§ Saved entries:
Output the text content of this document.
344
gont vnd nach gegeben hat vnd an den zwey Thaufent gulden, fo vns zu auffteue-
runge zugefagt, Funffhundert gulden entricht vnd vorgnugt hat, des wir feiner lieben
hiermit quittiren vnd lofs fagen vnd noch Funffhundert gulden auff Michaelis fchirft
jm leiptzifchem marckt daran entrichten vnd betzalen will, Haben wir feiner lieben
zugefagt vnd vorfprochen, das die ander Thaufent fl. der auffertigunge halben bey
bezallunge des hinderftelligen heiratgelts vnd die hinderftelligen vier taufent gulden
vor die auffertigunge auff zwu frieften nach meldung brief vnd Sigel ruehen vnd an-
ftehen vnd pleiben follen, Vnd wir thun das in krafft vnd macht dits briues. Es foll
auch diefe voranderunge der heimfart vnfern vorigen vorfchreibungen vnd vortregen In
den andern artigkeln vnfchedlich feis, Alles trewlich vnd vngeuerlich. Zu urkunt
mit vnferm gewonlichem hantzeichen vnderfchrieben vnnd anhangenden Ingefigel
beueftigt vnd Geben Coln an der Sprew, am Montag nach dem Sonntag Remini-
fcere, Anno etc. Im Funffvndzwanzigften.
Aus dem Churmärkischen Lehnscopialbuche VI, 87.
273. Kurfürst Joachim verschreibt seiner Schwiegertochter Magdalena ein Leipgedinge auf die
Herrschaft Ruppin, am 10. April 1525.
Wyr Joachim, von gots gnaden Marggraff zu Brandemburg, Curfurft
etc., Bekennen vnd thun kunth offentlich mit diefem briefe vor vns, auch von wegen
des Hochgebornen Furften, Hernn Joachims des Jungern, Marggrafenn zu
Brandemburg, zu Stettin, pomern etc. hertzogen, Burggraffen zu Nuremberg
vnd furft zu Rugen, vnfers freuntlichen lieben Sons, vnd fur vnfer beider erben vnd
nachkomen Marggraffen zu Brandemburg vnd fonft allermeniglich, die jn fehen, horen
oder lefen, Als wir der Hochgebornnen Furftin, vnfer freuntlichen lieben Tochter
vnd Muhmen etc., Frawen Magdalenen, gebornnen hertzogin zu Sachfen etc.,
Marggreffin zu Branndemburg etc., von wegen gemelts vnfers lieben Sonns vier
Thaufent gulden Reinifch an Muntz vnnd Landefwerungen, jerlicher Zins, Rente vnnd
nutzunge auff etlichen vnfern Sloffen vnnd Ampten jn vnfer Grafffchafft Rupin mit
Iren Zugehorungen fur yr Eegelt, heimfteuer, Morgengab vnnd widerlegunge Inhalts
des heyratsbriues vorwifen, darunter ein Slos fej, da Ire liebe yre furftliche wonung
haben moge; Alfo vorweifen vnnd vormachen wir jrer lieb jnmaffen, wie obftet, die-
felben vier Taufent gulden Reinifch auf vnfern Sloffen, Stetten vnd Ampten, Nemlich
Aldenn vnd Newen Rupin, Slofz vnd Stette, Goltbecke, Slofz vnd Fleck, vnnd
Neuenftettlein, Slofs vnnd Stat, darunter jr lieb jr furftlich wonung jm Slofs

§ WHAT THE TASK REQUIRES: In the records above, locate every line with the string "auffertigunge" and copy it.

§ SOLUTION FOR THIS TASK:
zugefagt vnd vorfprochen, das die ander Thaufent fl. der auffertigunge halben bey
vor die auffertigunge auff zwu frieften nach meldung brief vnd Sigel ruehen vnd an-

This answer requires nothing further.